WHAT NEEDS TO BE DONE ▸
Copy every line of the entries that includes the word "across".

INFORMATION ▸
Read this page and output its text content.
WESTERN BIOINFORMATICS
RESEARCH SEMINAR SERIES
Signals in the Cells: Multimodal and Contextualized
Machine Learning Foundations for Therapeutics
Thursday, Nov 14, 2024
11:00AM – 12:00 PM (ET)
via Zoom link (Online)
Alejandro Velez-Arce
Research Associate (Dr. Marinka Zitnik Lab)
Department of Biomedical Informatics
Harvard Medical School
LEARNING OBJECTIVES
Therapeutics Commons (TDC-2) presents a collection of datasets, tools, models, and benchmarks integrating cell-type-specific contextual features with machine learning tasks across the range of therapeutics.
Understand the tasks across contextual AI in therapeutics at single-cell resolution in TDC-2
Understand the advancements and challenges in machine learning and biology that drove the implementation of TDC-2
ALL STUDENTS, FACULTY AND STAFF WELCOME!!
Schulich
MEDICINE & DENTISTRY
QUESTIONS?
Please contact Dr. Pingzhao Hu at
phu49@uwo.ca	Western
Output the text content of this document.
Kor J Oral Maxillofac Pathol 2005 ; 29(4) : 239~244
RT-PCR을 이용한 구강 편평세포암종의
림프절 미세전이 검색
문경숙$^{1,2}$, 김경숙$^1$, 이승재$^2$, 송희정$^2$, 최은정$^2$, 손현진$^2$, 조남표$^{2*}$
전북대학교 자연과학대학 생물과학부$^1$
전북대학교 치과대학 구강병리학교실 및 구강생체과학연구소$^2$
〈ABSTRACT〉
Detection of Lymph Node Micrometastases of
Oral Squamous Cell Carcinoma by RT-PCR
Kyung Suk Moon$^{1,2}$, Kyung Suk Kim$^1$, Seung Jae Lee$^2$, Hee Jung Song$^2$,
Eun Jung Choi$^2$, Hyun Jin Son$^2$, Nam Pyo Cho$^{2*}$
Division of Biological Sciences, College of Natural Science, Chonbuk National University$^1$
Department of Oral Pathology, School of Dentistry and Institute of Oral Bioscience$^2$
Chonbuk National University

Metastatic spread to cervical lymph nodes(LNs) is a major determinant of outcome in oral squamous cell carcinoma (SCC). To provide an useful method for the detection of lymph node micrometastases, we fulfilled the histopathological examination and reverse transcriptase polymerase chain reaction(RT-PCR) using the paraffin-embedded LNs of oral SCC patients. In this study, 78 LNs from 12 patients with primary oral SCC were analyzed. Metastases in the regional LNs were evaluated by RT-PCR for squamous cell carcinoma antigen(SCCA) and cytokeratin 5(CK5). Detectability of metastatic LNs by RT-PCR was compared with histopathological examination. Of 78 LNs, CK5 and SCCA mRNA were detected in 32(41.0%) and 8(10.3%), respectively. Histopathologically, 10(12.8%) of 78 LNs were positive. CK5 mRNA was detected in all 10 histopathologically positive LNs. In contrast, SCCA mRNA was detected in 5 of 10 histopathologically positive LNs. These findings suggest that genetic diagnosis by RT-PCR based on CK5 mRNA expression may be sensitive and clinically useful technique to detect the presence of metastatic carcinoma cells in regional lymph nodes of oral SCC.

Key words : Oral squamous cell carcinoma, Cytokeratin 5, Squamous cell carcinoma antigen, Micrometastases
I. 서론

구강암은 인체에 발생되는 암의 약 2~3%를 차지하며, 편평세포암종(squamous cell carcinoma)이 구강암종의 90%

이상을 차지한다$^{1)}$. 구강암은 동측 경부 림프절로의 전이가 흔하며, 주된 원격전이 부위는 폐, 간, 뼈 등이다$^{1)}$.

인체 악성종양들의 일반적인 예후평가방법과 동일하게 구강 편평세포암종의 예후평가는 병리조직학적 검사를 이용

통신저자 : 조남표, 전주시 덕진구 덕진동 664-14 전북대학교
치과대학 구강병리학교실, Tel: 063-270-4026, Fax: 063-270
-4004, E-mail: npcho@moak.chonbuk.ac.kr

TASK RESULT ▸
Therapeutics Commons (TDC-2) presents a collection of datasets, tools, models, and benchmarks integrating cell-type-specific contextual features with machine learning tasks across the range of therapeutics.
Understand the tasks across contextual AI in therapeutics at single-cell resolution in TDC-2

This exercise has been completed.